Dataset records
▬▬▬
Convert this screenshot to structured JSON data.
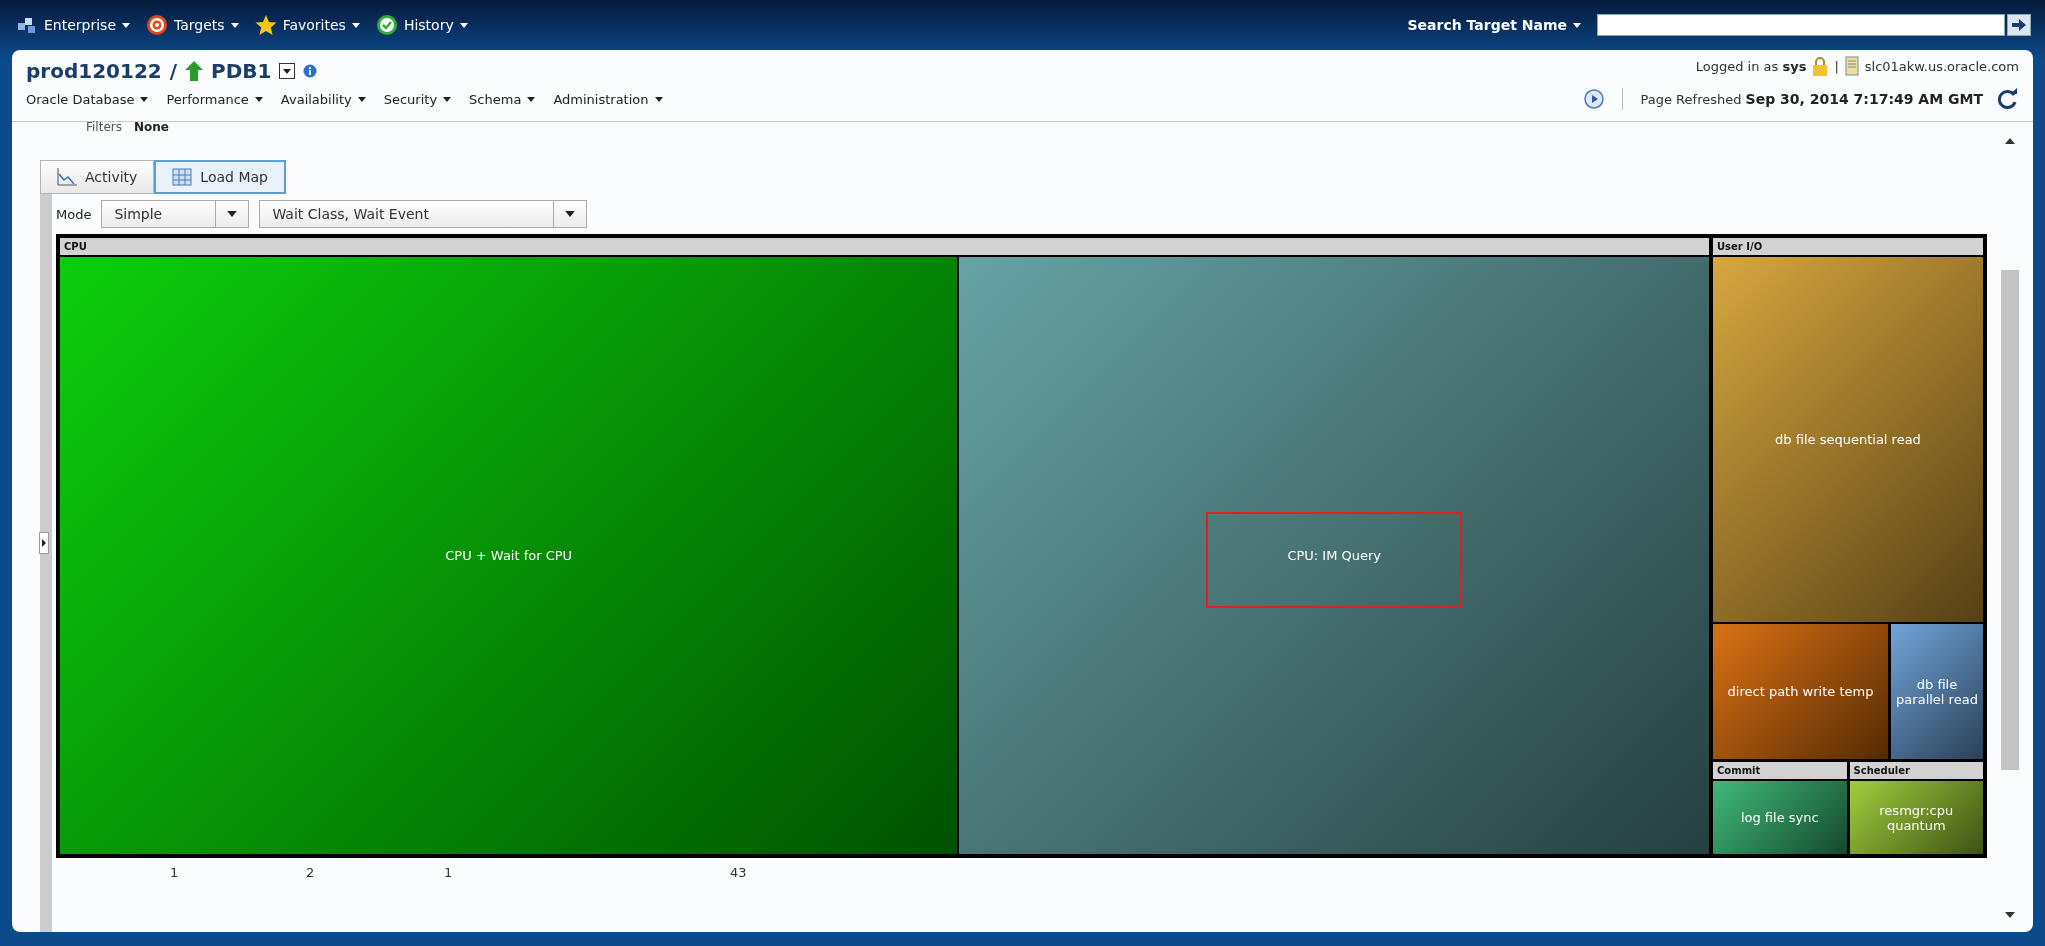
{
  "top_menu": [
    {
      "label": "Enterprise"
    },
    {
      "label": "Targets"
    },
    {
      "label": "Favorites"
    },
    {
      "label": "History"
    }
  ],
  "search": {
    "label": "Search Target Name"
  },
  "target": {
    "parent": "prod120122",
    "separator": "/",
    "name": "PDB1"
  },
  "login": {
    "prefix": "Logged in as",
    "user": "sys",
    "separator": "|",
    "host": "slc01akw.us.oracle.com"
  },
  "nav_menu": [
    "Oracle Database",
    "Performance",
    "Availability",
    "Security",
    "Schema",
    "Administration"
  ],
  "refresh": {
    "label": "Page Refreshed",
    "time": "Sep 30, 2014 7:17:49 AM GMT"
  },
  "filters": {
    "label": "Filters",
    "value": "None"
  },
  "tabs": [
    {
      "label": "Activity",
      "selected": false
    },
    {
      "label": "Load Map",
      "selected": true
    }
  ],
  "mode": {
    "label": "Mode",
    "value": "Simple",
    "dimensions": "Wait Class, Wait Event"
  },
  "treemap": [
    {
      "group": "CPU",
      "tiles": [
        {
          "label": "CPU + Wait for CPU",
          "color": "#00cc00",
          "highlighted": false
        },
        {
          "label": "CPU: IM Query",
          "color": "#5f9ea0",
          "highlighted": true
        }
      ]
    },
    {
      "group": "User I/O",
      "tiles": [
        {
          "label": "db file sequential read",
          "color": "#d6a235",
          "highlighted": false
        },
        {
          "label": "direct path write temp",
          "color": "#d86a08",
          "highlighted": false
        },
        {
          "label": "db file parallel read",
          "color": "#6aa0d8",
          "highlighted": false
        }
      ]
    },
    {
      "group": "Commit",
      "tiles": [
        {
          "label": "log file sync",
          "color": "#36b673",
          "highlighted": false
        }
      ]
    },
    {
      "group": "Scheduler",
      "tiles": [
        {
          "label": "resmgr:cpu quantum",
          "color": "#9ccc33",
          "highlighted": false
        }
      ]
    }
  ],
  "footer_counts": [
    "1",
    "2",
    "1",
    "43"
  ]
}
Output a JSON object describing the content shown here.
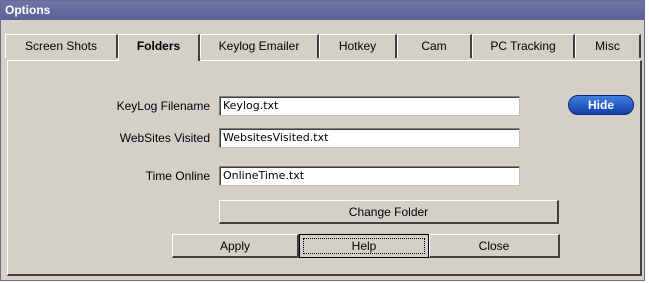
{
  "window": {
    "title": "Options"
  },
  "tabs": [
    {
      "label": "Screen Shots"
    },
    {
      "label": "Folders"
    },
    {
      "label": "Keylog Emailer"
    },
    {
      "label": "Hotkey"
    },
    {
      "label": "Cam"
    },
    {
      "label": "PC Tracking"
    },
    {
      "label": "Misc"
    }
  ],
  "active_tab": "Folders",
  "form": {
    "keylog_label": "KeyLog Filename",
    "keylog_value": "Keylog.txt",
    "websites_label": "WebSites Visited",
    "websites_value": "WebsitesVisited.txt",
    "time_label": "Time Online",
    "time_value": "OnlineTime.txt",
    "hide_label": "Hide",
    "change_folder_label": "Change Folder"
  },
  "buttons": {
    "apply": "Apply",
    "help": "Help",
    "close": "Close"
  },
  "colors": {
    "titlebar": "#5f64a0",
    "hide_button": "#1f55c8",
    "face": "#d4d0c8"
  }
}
▬▬▬
Task goal
Without the pictures, repeat all the records word for word.

Response
Convert this screenshot to structured JSON data.
{
  "top_menu": [
    {
      "label": "Enterprise"
    },
    {
      "label": "Targets"
    },
    {
      "label": "Favorites"
    },
    {
      "label": "History"
    }
  ],
  "search": {
    "label": "Search Target Name"
  },
  "target": {
    "parent": "prod120122",
    "separator": "/",
    "name": "PDB1"
  },
  "login": {
    "prefix": "Logged in as",
    "user": "sys",
    "separator": "|",
    "host": "slc01akw.us.oracle.com"
  },
  "nav_menu": [
    "Oracle Database",
    "Performance",
    "Availability",
    "Security",
    "Schema",
    "Administration"
  ],
  "refresh": {
    "label": "Page Refreshed",
    "time": "Sep 30, 2014 7:17:49 AM GMT"
  },
  "filters": {
    "label": "Filters",
    "value": "None"
  },
  "tabs": [
    {
      "label": "Activity",
      "selected": false
    },
    {
      "label": "Load Map",
      "selected": true
    }
  ],
  "mode": {
    "label": "Mode",
    "value": "Simple",
    "dimensions": "Wait Class, Wait Event"
  },
  "treemap": [
    {
      "group": "CPU",
      "tiles": [
        {
          "label": "CPU + Wait for CPU",
          "color": "#00cc00",
          "highlighted": false
        },
        {
          "label": "CPU: IM Query",
          "color": "#5f9ea0",
          "highlighted": true
        }
      ]
    },
    {
      "group": "User I/O",
      "tiles": [
        {
          "label": "db file sequential read",
          "color": "#d6a235",
          "highlighted": false
        },
        {
          "label": "direct path write temp",
          "color": "#d86a08",
          "highlighted": false
        },
        {
          "label": "db file parallel read",
          "color": "#6aa0d8",
          "highlighted": false
        }
      ]
    },
    {
      "group": "Commit",
      "tiles": [
        {
          "label": "log file sync",
          "color": "#36b673",
          "highlighted": false
        }
      ]
    },
    {
      "group": "Scheduler",
      "tiles": [
        {
          "label": "resmgr:cpu quantum",
          "color": "#9ccc33",
          "highlighted": false
        }
      ]
    }
  ],
  "footer_counts": [
    "1",
    "2",
    "1",
    "43"
  ]
}
Output a JSON object describing the content shown here.
{
  "window": {
    "title": "Options"
  },
  "tabs": [
    {
      "label": "Screen Shots"
    },
    {
      "label": "Folders"
    },
    {
      "label": "Keylog Emailer"
    },
    {
      "label": "Hotkey"
    },
    {
      "label": "Cam"
    },
    {
      "label": "PC Tracking"
    },
    {
      "label": "Misc"
    }
  ],
  "active_tab": "Folders",
  "form": {
    "keylog_label": "KeyLog Filename",
    "keylog_value": "Keylog.txt",
    "websites_label": "WebSites Visited",
    "websites_value": "WebsitesVisited.txt",
    "time_label": "Time Online",
    "time_value": "OnlineTime.txt",
    "hide_label": "Hide",
    "change_folder_label": "Change Folder"
  },
  "buttons": {
    "apply": "Apply",
    "help": "Help",
    "close": "Close"
  },
  "colors": {
    "titlebar": "#5f64a0",
    "hide_button": "#1f55c8",
    "face": "#d4d0c8"
  }
}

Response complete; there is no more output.